◆ **Instructions to follow**
Would you retype all of these records exactly?

* * *

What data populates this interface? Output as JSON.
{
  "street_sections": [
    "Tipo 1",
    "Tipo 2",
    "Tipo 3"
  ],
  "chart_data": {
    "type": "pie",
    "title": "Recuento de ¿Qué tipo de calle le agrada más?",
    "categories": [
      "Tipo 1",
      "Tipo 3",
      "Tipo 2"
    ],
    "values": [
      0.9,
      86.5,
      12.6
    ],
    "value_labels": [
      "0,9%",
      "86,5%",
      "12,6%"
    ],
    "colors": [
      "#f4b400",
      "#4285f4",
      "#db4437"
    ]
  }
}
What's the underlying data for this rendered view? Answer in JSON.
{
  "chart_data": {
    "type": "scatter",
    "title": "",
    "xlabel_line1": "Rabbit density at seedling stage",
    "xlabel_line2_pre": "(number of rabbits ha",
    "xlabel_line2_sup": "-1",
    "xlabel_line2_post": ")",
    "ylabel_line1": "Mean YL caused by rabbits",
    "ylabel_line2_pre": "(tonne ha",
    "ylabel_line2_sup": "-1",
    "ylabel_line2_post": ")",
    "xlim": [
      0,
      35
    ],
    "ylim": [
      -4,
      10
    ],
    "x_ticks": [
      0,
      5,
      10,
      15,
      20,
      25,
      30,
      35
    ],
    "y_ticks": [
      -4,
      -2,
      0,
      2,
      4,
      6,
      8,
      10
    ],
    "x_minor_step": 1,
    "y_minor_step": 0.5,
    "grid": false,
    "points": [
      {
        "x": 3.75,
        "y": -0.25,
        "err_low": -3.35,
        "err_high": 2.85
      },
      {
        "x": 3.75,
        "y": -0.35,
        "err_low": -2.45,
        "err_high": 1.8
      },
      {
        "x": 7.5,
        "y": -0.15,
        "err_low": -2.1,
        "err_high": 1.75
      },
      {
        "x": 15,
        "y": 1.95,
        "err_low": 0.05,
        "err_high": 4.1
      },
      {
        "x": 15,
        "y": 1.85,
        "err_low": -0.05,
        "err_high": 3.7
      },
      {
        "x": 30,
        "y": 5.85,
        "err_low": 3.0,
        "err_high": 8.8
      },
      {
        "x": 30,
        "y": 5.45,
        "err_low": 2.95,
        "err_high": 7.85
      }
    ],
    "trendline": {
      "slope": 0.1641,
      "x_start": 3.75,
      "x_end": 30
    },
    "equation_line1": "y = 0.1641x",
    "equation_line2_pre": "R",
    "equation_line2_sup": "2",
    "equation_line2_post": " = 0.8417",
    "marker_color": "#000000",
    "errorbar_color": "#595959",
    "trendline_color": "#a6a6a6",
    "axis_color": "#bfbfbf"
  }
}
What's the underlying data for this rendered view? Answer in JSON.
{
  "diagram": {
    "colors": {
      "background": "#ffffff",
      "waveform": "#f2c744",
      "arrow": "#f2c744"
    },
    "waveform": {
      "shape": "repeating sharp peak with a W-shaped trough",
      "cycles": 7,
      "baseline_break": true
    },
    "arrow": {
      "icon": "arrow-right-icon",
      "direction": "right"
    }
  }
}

* * *

◆ **Complete response**
What data populates this interface? Output as JSON.
{
  "street_sections": [
    "Tipo 1",
    "Tipo 2",
    "Tipo 3"
  ],
  "chart_data": {
    "type": "pie",
    "title": "Recuento de ¿Qué tipo de calle le agrada más?",
    "categories": [
      "Tipo 1",
      "Tipo 3",
      "Tipo 2"
    ],
    "values": [
      0.9,
      86.5,
      12.6
    ],
    "value_labels": [
      "0,9%",
      "86,5%",
      "12,6%"
    ],
    "colors": [
      "#f4b400",
      "#4285f4",
      "#db4437"
    ]
  }
}
What's the underlying data for this rendered view? Answer in JSON.
{
  "chart_data": {
    "type": "scatter",
    "title": "",
    "xlabel_line1": "Rabbit density at seedling stage",
    "xlabel_line2_pre": "(number of rabbits ha",
    "xlabel_line2_sup": "-1",
    "xlabel_line2_post": ")",
    "ylabel_line1": "Mean YL caused by rabbits",
    "ylabel_line2_pre": "(tonne ha",
    "ylabel_line2_sup": "-1",
    "ylabel_line2_post": ")",
    "xlim": [
      0,
      35
    ],
    "ylim": [
      -4,
      10
    ],
    "x_ticks": [
      0,
      5,
      10,
      15,
      20,
      25,
      30,
      35
    ],
    "y_ticks": [
      -4,
      -2,
      0,
      2,
      4,
      6,
      8,
      10
    ],
    "x_minor_step": 1,
    "y_minor_step": 0.5,
    "grid": false,
    "points": [
      {
        "x": 3.75,
        "y": -0.25,
        "err_low": -3.35,
        "err_high": 2.85
      },
      {
        "x": 3.75,
        "y": -0.35,
        "err_low": -2.45,
        "err_high": 1.8
      },
      {
        "x": 7.5,
        "y": -0.15,
        "err_low": -2.1,
        "err_high": 1.75
      },
      {
        "x": 15,
        "y": 1.95,
        "err_low": 0.05,
        "err_high": 4.1
      },
      {
        "x": 15,
        "y": 1.85,
        "err_low": -0.05,
        "err_high": 3.7
      },
      {
        "x": 30,
        "y": 5.85,
        "err_low": 3.0,
        "err_high": 8.8
      },
      {
        "x": 30,
        "y": 5.45,
        "err_low": 2.95,
        "err_high": 7.85
      }
    ],
    "trendline": {
      "slope": 0.1641,
      "x_start": 3.75,
      "x_end": 30
    },
    "equation_line1": "y = 0.1641x",
    "equation_line2_pre": "R",
    "equation_line2_sup": "2",
    "equation_line2_post": " = 0.8417",
    "marker_color": "#000000",
    "errorbar_color": "#595959",
    "trendline_color": "#a6a6a6",
    "axis_color": "#bfbfbf"
  }
}
What's the underlying data for this rendered view? Answer in JSON.
{
  "diagram": {
    "colors": {
      "background": "#ffffff",
      "waveform": "#f2c744",
      "arrow": "#f2c744"
    },
    "waveform": {
      "shape": "repeating sharp peak with a W-shaped trough",
      "cycles": 7,
      "baseline_break": true
    },
    "arrow": {
      "icon": "arrow-right-icon",
      "direction": "right"
    }
  }
}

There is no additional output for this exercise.